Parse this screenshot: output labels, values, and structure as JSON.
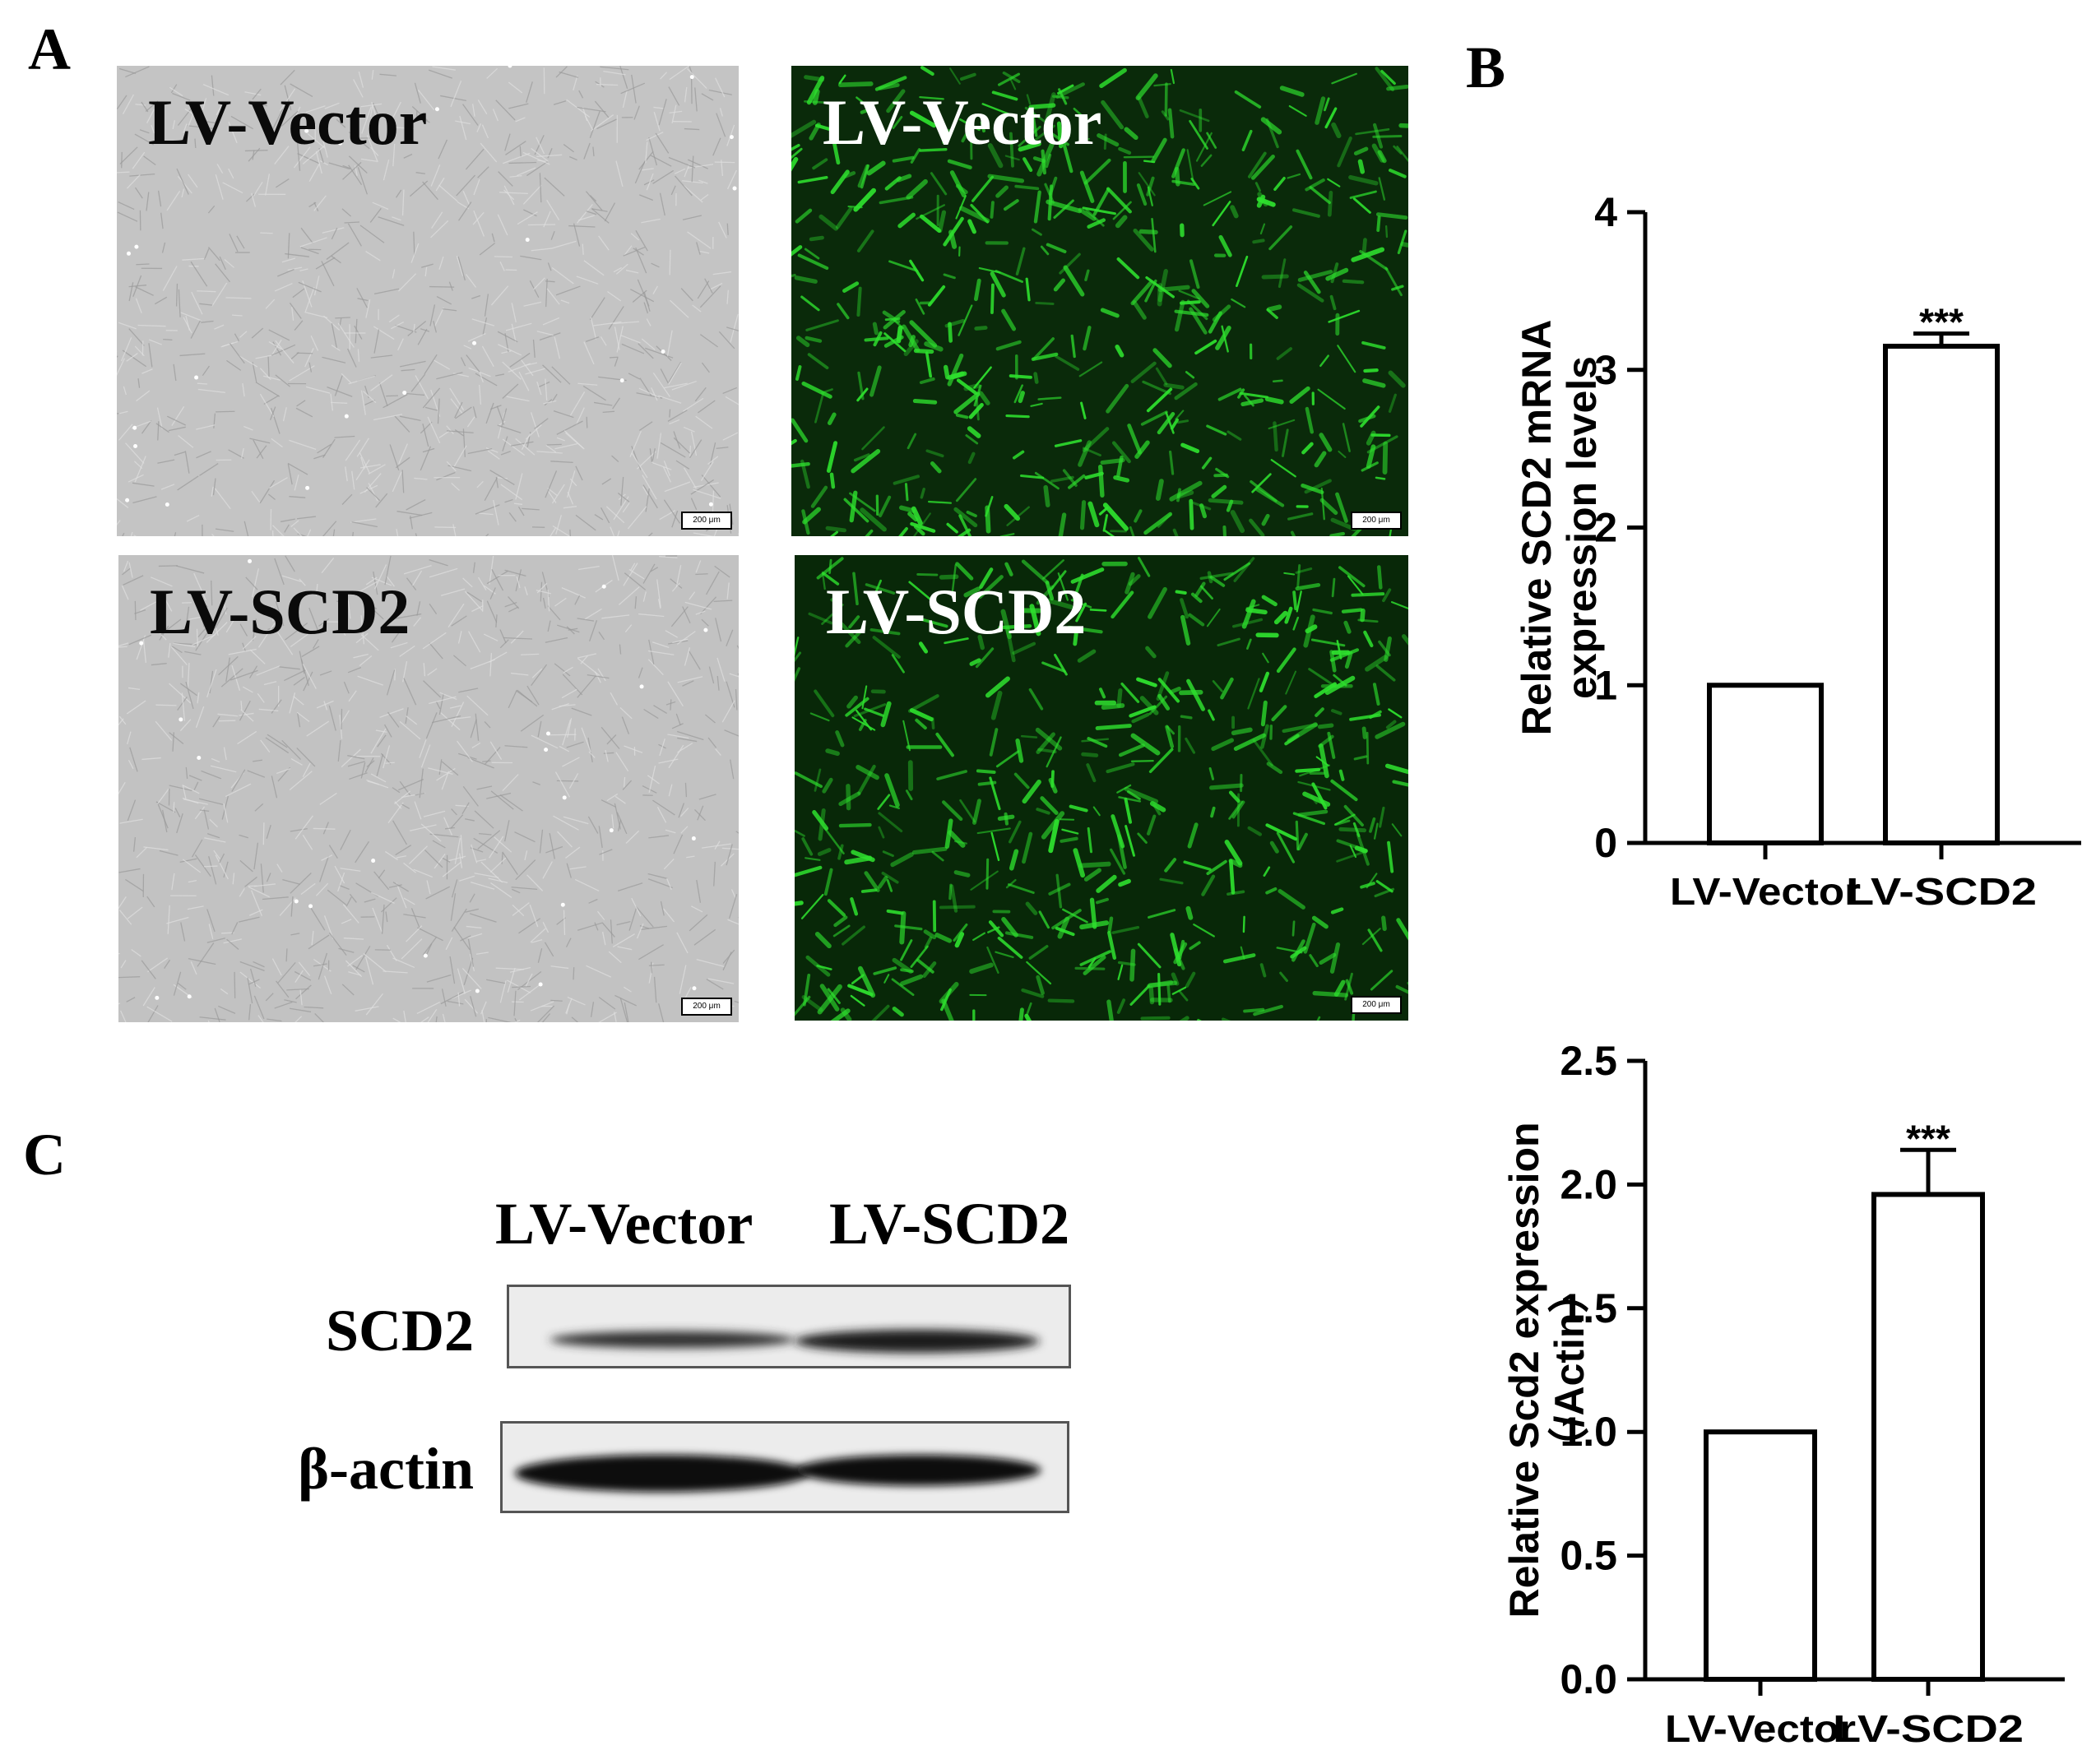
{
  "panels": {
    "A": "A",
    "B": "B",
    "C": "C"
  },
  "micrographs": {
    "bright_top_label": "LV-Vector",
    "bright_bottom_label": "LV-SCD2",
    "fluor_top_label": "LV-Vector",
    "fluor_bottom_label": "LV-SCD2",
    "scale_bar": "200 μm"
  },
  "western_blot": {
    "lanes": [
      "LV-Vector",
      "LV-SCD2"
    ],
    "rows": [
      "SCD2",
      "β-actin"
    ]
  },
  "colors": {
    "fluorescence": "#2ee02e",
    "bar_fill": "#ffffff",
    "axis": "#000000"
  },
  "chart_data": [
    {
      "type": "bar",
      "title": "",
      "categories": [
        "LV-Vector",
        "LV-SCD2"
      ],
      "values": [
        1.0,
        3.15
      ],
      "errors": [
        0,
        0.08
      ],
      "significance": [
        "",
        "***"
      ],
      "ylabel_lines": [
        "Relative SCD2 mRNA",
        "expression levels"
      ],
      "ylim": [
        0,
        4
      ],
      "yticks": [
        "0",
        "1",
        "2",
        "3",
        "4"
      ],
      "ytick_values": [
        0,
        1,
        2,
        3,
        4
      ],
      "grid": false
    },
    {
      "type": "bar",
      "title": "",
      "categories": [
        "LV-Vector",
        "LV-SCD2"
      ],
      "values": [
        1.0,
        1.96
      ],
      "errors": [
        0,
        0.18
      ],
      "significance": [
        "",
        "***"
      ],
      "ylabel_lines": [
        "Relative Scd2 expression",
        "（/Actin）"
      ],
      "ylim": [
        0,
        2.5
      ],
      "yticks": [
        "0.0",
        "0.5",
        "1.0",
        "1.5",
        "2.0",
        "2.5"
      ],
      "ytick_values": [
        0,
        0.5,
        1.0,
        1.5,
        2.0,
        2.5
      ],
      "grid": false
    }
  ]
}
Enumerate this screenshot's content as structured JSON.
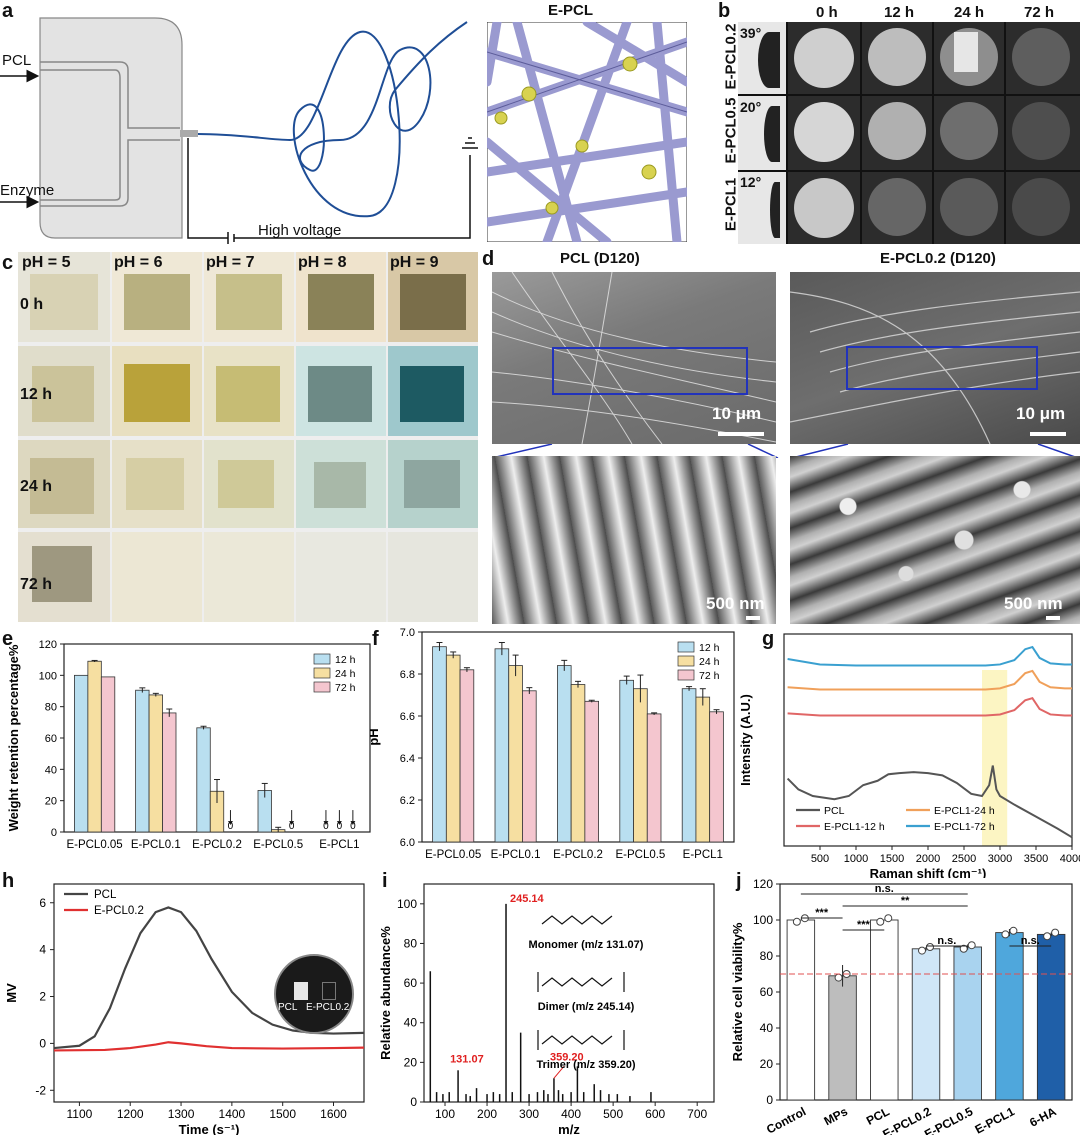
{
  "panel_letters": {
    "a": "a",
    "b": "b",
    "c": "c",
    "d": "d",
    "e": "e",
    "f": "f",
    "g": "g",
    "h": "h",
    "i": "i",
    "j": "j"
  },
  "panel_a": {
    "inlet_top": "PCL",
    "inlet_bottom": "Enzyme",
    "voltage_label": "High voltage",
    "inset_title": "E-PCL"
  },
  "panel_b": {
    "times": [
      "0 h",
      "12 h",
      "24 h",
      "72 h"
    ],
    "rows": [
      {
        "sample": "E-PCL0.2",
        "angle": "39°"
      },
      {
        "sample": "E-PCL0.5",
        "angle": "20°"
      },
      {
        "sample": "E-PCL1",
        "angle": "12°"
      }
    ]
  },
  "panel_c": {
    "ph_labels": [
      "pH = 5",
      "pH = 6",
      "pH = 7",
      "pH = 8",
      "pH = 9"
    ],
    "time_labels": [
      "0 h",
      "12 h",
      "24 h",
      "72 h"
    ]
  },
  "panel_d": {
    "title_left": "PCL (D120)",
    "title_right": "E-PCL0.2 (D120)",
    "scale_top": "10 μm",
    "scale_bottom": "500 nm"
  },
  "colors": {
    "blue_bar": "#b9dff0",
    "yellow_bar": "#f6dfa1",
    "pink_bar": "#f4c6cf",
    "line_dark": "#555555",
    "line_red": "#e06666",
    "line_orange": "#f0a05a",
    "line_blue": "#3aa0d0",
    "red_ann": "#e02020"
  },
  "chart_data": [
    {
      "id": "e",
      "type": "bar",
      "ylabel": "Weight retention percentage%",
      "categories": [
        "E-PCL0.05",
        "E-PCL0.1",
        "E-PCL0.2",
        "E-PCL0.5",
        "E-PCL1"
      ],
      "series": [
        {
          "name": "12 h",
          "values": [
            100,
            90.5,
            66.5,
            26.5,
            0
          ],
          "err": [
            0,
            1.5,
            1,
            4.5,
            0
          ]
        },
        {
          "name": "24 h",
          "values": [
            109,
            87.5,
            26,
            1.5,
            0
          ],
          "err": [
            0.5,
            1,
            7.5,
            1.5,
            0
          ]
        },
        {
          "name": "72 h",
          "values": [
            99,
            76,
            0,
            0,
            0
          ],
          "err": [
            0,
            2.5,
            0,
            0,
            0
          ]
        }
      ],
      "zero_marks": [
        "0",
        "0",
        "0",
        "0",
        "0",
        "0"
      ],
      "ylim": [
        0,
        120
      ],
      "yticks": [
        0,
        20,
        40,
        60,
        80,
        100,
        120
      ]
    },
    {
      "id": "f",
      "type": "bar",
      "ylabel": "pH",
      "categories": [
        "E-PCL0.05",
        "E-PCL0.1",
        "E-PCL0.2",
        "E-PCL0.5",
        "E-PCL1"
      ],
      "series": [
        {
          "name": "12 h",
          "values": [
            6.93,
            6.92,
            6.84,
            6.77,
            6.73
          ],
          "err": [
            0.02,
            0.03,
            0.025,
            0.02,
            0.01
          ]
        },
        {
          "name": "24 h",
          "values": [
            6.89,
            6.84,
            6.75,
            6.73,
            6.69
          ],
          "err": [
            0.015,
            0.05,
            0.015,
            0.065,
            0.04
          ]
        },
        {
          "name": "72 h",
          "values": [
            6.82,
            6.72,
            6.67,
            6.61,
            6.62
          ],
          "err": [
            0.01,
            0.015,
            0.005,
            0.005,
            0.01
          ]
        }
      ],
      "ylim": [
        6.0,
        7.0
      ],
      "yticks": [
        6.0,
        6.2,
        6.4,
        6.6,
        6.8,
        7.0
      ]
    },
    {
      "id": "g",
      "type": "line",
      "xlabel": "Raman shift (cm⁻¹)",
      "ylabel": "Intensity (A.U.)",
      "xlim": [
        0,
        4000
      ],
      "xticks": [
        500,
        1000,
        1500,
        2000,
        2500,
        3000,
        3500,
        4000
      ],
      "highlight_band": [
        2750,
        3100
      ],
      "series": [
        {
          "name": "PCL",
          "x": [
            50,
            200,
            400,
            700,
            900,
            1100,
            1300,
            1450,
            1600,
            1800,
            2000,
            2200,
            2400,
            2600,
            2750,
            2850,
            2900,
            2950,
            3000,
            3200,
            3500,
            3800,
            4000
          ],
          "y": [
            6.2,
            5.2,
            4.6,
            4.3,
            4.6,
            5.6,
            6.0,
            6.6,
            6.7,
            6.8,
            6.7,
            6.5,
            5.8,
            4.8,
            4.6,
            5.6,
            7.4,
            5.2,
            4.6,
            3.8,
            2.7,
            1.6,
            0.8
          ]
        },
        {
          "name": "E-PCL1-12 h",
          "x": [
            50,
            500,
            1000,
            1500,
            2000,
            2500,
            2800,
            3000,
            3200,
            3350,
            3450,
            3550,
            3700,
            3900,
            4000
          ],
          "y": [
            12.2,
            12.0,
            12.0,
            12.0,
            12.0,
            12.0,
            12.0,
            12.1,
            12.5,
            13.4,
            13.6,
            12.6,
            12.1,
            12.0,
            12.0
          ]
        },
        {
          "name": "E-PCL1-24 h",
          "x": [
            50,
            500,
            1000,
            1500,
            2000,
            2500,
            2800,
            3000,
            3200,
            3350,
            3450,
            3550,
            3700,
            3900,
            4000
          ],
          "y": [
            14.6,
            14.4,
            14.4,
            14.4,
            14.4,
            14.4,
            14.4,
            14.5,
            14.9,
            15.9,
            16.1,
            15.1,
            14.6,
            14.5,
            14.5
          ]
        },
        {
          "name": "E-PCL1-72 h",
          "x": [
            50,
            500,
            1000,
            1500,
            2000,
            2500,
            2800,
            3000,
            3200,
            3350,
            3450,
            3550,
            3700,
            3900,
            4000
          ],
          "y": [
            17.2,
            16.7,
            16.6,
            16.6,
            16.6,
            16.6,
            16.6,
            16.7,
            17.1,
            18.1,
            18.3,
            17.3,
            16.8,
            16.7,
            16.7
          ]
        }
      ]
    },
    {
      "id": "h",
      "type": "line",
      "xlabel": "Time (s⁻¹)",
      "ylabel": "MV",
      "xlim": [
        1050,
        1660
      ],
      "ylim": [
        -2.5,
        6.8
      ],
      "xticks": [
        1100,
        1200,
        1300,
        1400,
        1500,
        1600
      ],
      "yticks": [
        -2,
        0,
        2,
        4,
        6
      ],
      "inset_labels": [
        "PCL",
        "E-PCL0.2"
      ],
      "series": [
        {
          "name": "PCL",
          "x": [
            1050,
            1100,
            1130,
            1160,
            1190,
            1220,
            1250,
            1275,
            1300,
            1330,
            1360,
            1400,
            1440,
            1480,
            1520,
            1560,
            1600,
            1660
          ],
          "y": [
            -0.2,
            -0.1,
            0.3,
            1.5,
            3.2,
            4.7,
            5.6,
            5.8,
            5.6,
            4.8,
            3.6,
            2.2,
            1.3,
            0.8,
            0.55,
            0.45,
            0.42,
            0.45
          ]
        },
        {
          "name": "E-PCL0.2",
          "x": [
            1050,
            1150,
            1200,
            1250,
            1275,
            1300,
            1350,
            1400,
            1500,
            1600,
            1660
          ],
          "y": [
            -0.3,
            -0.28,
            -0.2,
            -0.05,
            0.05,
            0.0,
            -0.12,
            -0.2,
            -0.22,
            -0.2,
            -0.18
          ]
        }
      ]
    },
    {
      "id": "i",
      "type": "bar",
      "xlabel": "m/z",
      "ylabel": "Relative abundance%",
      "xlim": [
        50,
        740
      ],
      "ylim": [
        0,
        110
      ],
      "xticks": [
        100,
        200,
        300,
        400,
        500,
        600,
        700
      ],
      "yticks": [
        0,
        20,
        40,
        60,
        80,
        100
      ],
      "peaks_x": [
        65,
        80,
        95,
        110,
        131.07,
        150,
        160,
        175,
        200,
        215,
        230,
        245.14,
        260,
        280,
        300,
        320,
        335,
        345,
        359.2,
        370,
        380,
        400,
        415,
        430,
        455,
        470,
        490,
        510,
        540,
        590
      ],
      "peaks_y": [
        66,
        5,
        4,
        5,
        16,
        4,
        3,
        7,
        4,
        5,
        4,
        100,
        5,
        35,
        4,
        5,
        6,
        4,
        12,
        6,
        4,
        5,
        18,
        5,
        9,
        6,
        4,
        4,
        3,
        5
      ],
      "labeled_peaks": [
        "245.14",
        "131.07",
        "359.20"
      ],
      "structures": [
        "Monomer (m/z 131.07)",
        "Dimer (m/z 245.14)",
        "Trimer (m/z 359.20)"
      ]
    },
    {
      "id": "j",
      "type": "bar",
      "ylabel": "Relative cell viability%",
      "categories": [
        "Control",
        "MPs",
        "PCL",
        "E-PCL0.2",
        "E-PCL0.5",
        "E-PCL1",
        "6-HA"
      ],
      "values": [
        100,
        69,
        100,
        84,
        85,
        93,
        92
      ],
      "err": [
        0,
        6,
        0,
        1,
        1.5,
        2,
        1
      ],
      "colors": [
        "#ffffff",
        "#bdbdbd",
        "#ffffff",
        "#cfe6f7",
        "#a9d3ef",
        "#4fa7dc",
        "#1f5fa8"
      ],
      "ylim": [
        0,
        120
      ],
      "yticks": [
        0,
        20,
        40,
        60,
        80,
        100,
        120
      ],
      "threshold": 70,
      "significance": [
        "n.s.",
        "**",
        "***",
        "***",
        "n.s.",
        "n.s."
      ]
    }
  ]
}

::::::::

*Work item*. Return each line among the entries that holds the word "expression".

*Answer below*.
        "expression levels"
        "Relative Scd2 expression",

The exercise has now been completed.